— Begin INFORMATION SHOWN —

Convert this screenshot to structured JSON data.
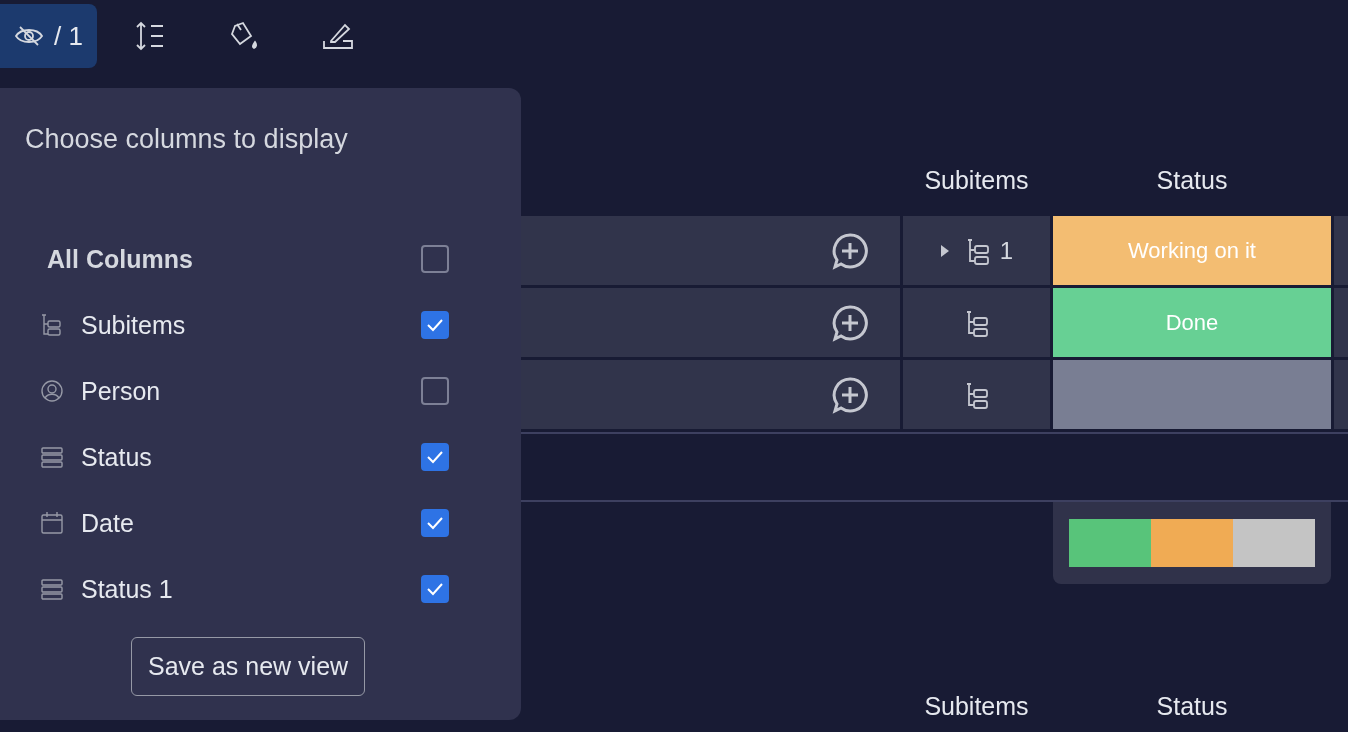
{
  "toolbar": {
    "buttons": [
      {
        "kind": "hide",
        "label": "/ 1",
        "selected": true
      },
      {
        "kind": "row-height",
        "selected": false
      },
      {
        "kind": "paint",
        "selected": false
      },
      {
        "kind": "format",
        "selected": false
      }
    ]
  },
  "group": {
    "columns": [
      "Subitems",
      "Status"
    ],
    "rows": [
      {
        "expandable": true,
        "subitems_count": "1",
        "status": {
          "label": "Working on it",
          "color": "#f3bd72"
        }
      },
      {
        "expandable": false,
        "status": {
          "label": "Done",
          "color": "#67d094"
        }
      },
      {
        "expandable": false,
        "status": {
          "color": "#797e93"
        }
      }
    ],
    "summary": [
      {
        "color": "#58c47a"
      },
      {
        "color": "#f0ab54"
      },
      {
        "color": "#c4c4c4"
      }
    ]
  },
  "next_group": {
    "columns": [
      "Subitems",
      "Status"
    ]
  },
  "popup": {
    "title": "Choose columns to display",
    "all_columns": {
      "label": "All Columns",
      "checked": false
    },
    "columns": [
      {
        "kind": "subitems",
        "label": "Subitems",
        "checked": true
      },
      {
        "kind": "person",
        "label": "Person",
        "checked": false
      },
      {
        "kind": "status",
        "label": "Status",
        "checked": true
      },
      {
        "kind": "date",
        "label": "Date",
        "checked": true
      },
      {
        "kind": "status",
        "label": "Status 1",
        "checked": true
      }
    ],
    "save_button": "Save as new view"
  }
}
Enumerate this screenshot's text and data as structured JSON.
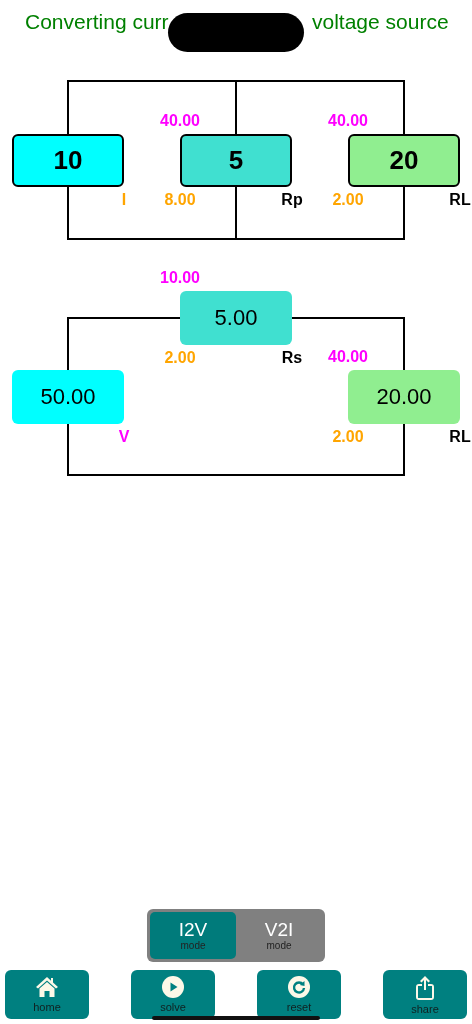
{
  "title": {
    "start": "Converting curr",
    "end": "voltage source"
  },
  "circuits": [
    {
      "kind": "parallel",
      "components": [
        {
          "kind": "current-source",
          "value": "10",
          "color": "#00ffff",
          "symbol": "I"
        },
        {
          "kind": "resistor",
          "value": "5",
          "color": "#40e0d0",
          "top_reading": "40.00",
          "bottom_reading": "8.00",
          "symbol": "Rp"
        },
        {
          "kind": "resistor",
          "value": "20",
          "color": "#90ee90",
          "top_reading": "40.00",
          "bottom_reading": "2.00",
          "symbol": "RL"
        }
      ]
    },
    {
      "kind": "series",
      "components": [
        {
          "kind": "voltage-source",
          "value": "50.00",
          "color": "#00ffff",
          "symbol": "V"
        },
        {
          "kind": "resistor",
          "value": "5.00",
          "color": "#40e0d0",
          "top_reading": "10.00",
          "bottom_reading": "2.00",
          "symbol": "Rs"
        },
        {
          "kind": "resistor",
          "value": "20.00",
          "color": "#90ee90",
          "top_reading": "40.00",
          "bottom_reading": "2.00",
          "symbol": "RL"
        }
      ]
    }
  ],
  "modes": [
    {
      "label": "I2V",
      "sublabel": "mode",
      "selected": true
    },
    {
      "label": "V2I",
      "sublabel": "mode",
      "selected": false
    }
  ],
  "toolbar": [
    {
      "kind": "home",
      "label": "home"
    },
    {
      "kind": "solve",
      "label": "solve"
    },
    {
      "kind": "reset",
      "label": "reset"
    },
    {
      "kind": "share",
      "label": "share"
    }
  ]
}
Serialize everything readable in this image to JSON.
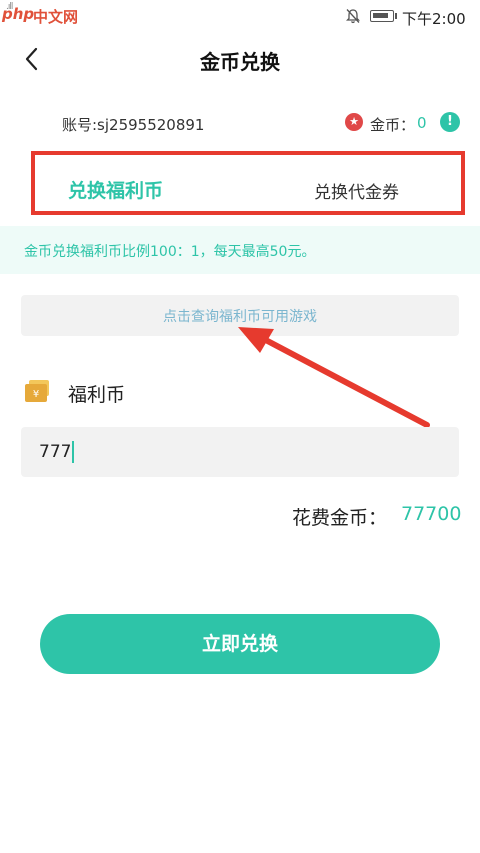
{
  "status_bar": {
    "watermark_logo": "php",
    "watermark_text": "中文网",
    "time": "下午2:00"
  },
  "header": {
    "title": "金币兑换"
  },
  "account": {
    "text": "账号:sj2595520891",
    "coin_label": "金币：",
    "coin_value": "0"
  },
  "tabs": [
    {
      "label": "兑换福利币",
      "active": true
    },
    {
      "label": "兑换代金券",
      "active": false
    }
  ],
  "notice": "金币兑换福利币比例100：1，每天最高50元。",
  "query_button": "点击查询福利币可用游戏",
  "currency_label": "福利币",
  "amount_input": {
    "value": "777"
  },
  "cost": {
    "label": "花费金币：",
    "value": "77700"
  },
  "submit_button": "立即兑换",
  "colors": {
    "accent": "#2ec4a8",
    "highlight_box": "#e63a2e",
    "arrow": "#e63a2e"
  }
}
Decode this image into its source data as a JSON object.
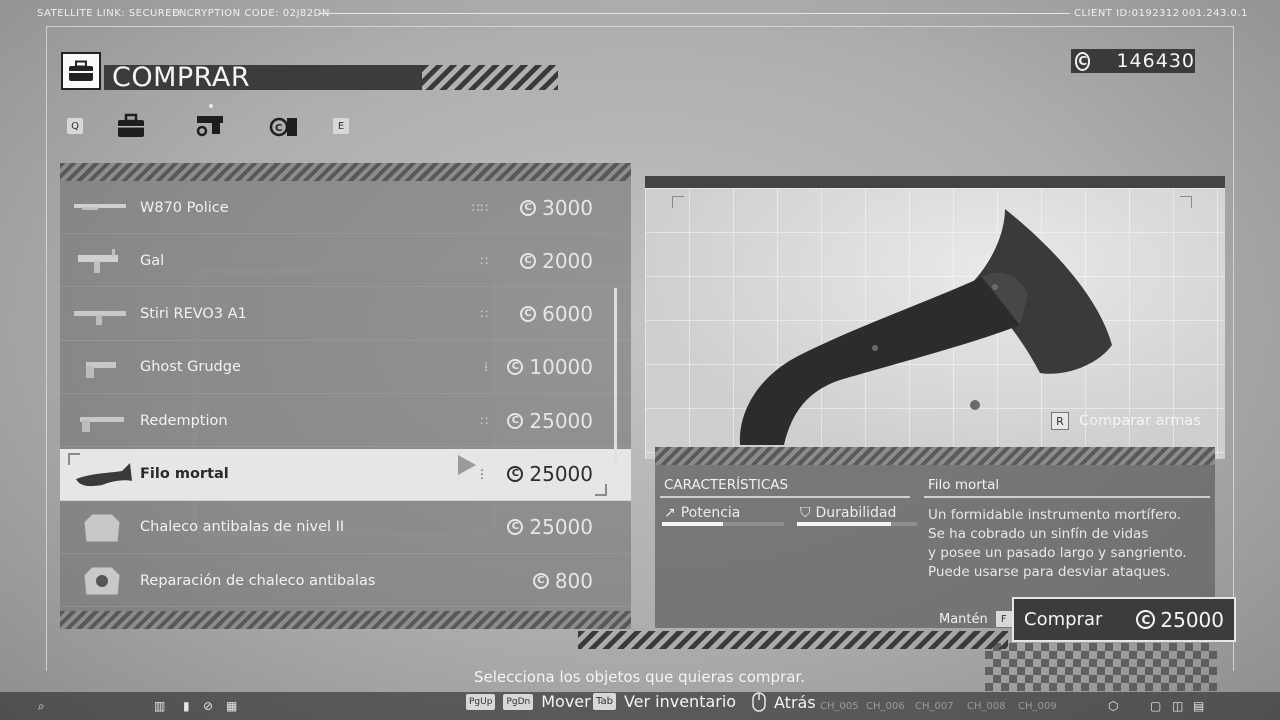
{
  "topbar": {
    "satellite": "SATELLITE LINK: SECURED",
    "encryption": "ENCRYPTION CODE: 02J82DN",
    "client_id": "CLIENT ID:0192312",
    "version": "001.243.0.1"
  },
  "header": {
    "title": "COMPRAR",
    "icon": "briefcase-icon"
  },
  "credits": {
    "value": "146430"
  },
  "tabs": {
    "prev_key": "Q",
    "next_key": "E",
    "items": [
      {
        "icon": "briefcase-icon"
      },
      {
        "icon": "pistol-icon"
      },
      {
        "icon": "credit-exchange-icon"
      }
    ]
  },
  "items": [
    {
      "name": "W870 Police",
      "price": "3000",
      "icon": "shotgun-icon",
      "dots": "∷∷"
    },
    {
      "name": "Gal",
      "price": "2000",
      "icon": "smg-icon",
      "dots": "∷"
    },
    {
      "name": "Stiri REVO3 A1",
      "price": "6000",
      "icon": "rifle-icon",
      "dots": "∷"
    },
    {
      "name": "Ghost Grudge",
      "price": "10000",
      "icon": "revolver-icon",
      "dots": "⁞"
    },
    {
      "name": "Redemption",
      "price": "25000",
      "icon": "revolver-long-icon",
      "dots": "∷"
    },
    {
      "name": "Filo mortal",
      "price": "25000",
      "icon": "axe-icon",
      "dots": "⋮",
      "selected": true
    },
    {
      "name": "Chaleco antibalas de nivel II",
      "price": "25000",
      "icon": "vest-icon",
      "dots": ""
    },
    {
      "name": "Reparación de chaleco antibalas",
      "price": "800",
      "icon": "vest-repair-icon",
      "dots": ""
    }
  ],
  "preview": {
    "compare_key": "R",
    "compare_label": "Comparar armas"
  },
  "details": {
    "section_title": "CARACTERÍSTICAS",
    "item_title": "Filo mortal",
    "attributes": [
      {
        "label": "Potencia",
        "icon": "power-icon",
        "level": 0.5
      },
      {
        "label": "Durabilidad",
        "icon": "shield-icon",
        "level": 0.78
      }
    ],
    "description": [
      "Un formidable instrumento mortífero.",
      "Se ha cobrado un sinfín de vidas",
      "y posee un pasado largo y sangriento.",
      "Puede usarse para desviar ataques."
    ]
  },
  "buy": {
    "hold_label": "Mantén",
    "hold_key": "F",
    "label": "Comprar",
    "price": "25000"
  },
  "bottom": {
    "prompt": "Selecciona los objetos que quieras comprar.",
    "hints": [
      {
        "keys": [
          "PgUp",
          "PgDn"
        ],
        "label": "Mover"
      },
      {
        "keys": [
          "Tab"
        ],
        "label": "Ver inventario"
      },
      {
        "keys": [
          "mouse-icon"
        ],
        "label": "Atrás"
      }
    ],
    "channels": [
      "CH_005",
      "CH_006",
      "CH_007",
      "CH_008",
      "CH_009"
    ]
  },
  "colors": {
    "panel_dark": "#3c3c3c",
    "selected_row": "#e6e6e6",
    "text_light": "#f2f2f2"
  }
}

— End INFORMATION SHOWN —

TO DO: Reproduce all the entries that precede this task, word for word, minus any pictures.

THE COMPLETED TASK:
Convert this screenshot to structured JSON data.
{
  "toolbar": {
    "buttons": [
      {
        "kind": "hide",
        "label": "/ 1",
        "selected": true
      },
      {
        "kind": "row-height",
        "selected": false
      },
      {
        "kind": "paint",
        "selected": false
      },
      {
        "kind": "format",
        "selected": false
      }
    ]
  },
  "group": {
    "columns": [
      "Subitems",
      "Status"
    ],
    "rows": [
      {
        "expandable": true,
        "subitems_count": "1",
        "status": {
          "label": "Working on it",
          "color": "#f3bd72"
        }
      },
      {
        "expandable": false,
        "status": {
          "label": "Done",
          "color": "#67d094"
        }
      },
      {
        "expandable": false,
        "status": {
          "color": "#797e93"
        }
      }
    ],
    "summary": [
      {
        "color": "#58c47a"
      },
      {
        "color": "#f0ab54"
      },
      {
        "color": "#c4c4c4"
      }
    ]
  },
  "next_group": {
    "columns": [
      "Subitems",
      "Status"
    ]
  },
  "popup": {
    "title": "Choose columns to display",
    "all_columns": {
      "label": "All Columns",
      "checked": false
    },
    "columns": [
      {
        "kind": "subitems",
        "label": "Subitems",
        "checked": true
      },
      {
        "kind": "person",
        "label": "Person",
        "checked": false
      },
      {
        "kind": "status",
        "label": "Status",
        "checked": true
      },
      {
        "kind": "date",
        "label": "Date",
        "checked": true
      },
      {
        "kind": "status",
        "label": "Status 1",
        "checked": true
      }
    ],
    "save_button": "Save as new view"
  }
}
Enumerate this screenshot's text and data as structured JSON.
{
  "title": {
    "start": "Converting curr",
    "end": "voltage source"
  },
  "circuits": [
    {
      "kind": "parallel",
      "components": [
        {
          "kind": "current-source",
          "value": "10",
          "color": "#00ffff",
          "symbol": "I"
        },
        {
          "kind": "resistor",
          "value": "5",
          "color": "#40e0d0",
          "top_reading": "40.00",
          "bottom_reading": "8.00",
          "symbol": "Rp"
        },
        {
          "kind": "resistor",
          "value": "20",
          "color": "#90ee90",
          "top_reading": "40.00",
          "bottom_reading": "2.00",
          "symbol": "RL"
        }
      ]
    },
    {
      "kind": "series",
      "components": [
        {
          "kind": "voltage-source",
          "value": "50.00",
          "color": "#00ffff",
          "symbol": "V"
        },
        {
          "kind": "resistor",
          "value": "5.00",
          "color": "#40e0d0",
          "top_reading": "10.00",
          "bottom_reading": "2.00",
          "symbol": "Rs"
        },
        {
          "kind": "resistor",
          "value": "20.00",
          "color": "#90ee90",
          "top_reading": "40.00",
          "bottom_reading": "2.00",
          "symbol": "RL"
        }
      ]
    }
  ],
  "modes": [
    {
      "label": "I2V",
      "sublabel": "mode",
      "selected": true
    },
    {
      "label": "V2I",
      "sublabel": "mode",
      "selected": false
    }
  ],
  "toolbar": [
    {
      "kind": "home",
      "label": "home"
    },
    {
      "kind": "solve",
      "label": "solve"
    },
    {
      "kind": "reset",
      "label": "reset"
    },
    {
      "kind": "share",
      "label": "share"
    }
  ]
}
Serialize everything readable in this image to JSON.
{
  "status_bar": {
    "watermark_logo": "php",
    "watermark_text": "中文网",
    "time": "下午2:00"
  },
  "header": {
    "title": "金币兑换"
  },
  "account": {
    "text": "账号:sj2595520891",
    "coin_label": "金币：",
    "coin_value": "0"
  },
  "tabs": [
    {
      "label": "兑换福利币",
      "active": true
    },
    {
      "label": "兑换代金券",
      "active": false
    }
  ],
  "notice": "金币兑换福利币比例100：1，每天最高50元。",
  "query_button": "点击查询福利币可用游戏",
  "currency_label": "福利币",
  "amount_input": {
    "value": "777"
  },
  "cost": {
    "label": "花费金币：",
    "value": "77700"
  },
  "submit_button": "立即兑换",
  "colors": {
    "accent": "#2ec4a8",
    "highlight_box": "#e63a2e",
    "arrow": "#e63a2e"
  }
}
Decode this image into its source data as a JSON object.
{
  "topbar": {
    "satellite": "SATELLITE LINK: SECURED",
    "encryption": "ENCRYPTION CODE: 02J82DN",
    "client_id": "CLIENT ID:0192312",
    "version": "001.243.0.1"
  },
  "header": {
    "title": "COMPRAR",
    "icon": "briefcase-icon"
  },
  "credits": {
    "value": "146430"
  },
  "tabs": {
    "prev_key": "Q",
    "next_key": "E",
    "items": [
      {
        "icon": "briefcase-icon"
      },
      {
        "icon": "pistol-icon"
      },
      {
        "icon": "credit-exchange-icon"
      }
    ]
  },
  "items": [
    {
      "name": "W870 Police",
      "price": "3000",
      "icon": "shotgun-icon",
      "dots": "∷∷"
    },
    {
      "name": "Gal",
      "price": "2000",
      "icon": "smg-icon",
      "dots": "∷"
    },
    {
      "name": "Stiri REVO3 A1",
      "price": "6000",
      "icon": "rifle-icon",
      "dots": "∷"
    },
    {
      "name": "Ghost Grudge",
      "price": "10000",
      "icon": "revolver-icon",
      "dots": "⁞"
    },
    {
      "name": "Redemption",
      "price": "25000",
      "icon": "revolver-long-icon",
      "dots": "∷"
    },
    {
      "name": "Filo mortal",
      "price": "25000",
      "icon": "axe-icon",
      "dots": "⋮",
      "selected": true
    },
    {
      "name": "Chaleco antibalas de nivel II",
      "price": "25000",
      "icon": "vest-icon",
      "dots": ""
    },
    {
      "name": "Reparación de chaleco antibalas",
      "price": "800",
      "icon": "vest-repair-icon",
      "dots": ""
    }
  ],
  "preview": {
    "compare_key": "R",
    "compare_label": "Comparar armas"
  },
  "details": {
    "section_title": "CARACTERÍSTICAS",
    "item_title": "Filo mortal",
    "attributes": [
      {
        "label": "Potencia",
        "icon": "power-icon",
        "level": 0.5
      },
      {
        "label": "Durabilidad",
        "icon": "shield-icon",
        "level": 0.78
      }
    ],
    "description": [
      "Un formidable instrumento mortífero.",
      "Se ha cobrado un sinfín de vidas",
      "y posee un pasado largo y sangriento.",
      "Puede usarse para desviar ataques."
    ]
  },
  "buy": {
    "hold_label": "Mantén",
    "hold_key": "F",
    "label": "Comprar",
    "price": "25000"
  },
  "bottom": {
    "prompt": "Selecciona los objetos que quieras comprar.",
    "hints": [
      {
        "keys": [
          "PgUp",
          "PgDn"
        ],
        "label": "Mover"
      },
      {
        "keys": [
          "Tab"
        ],
        "label": "Ver inventario"
      },
      {
        "keys": [
          "mouse-icon"
        ],
        "label": "Atrás"
      }
    ],
    "channels": [
      "CH_005",
      "CH_006",
      "CH_007",
      "CH_008",
      "CH_009"
    ]
  },
  "colors": {
    "panel_dark": "#3c3c3c",
    "selected_row": "#e6e6e6",
    "text_light": "#f2f2f2"
  }
}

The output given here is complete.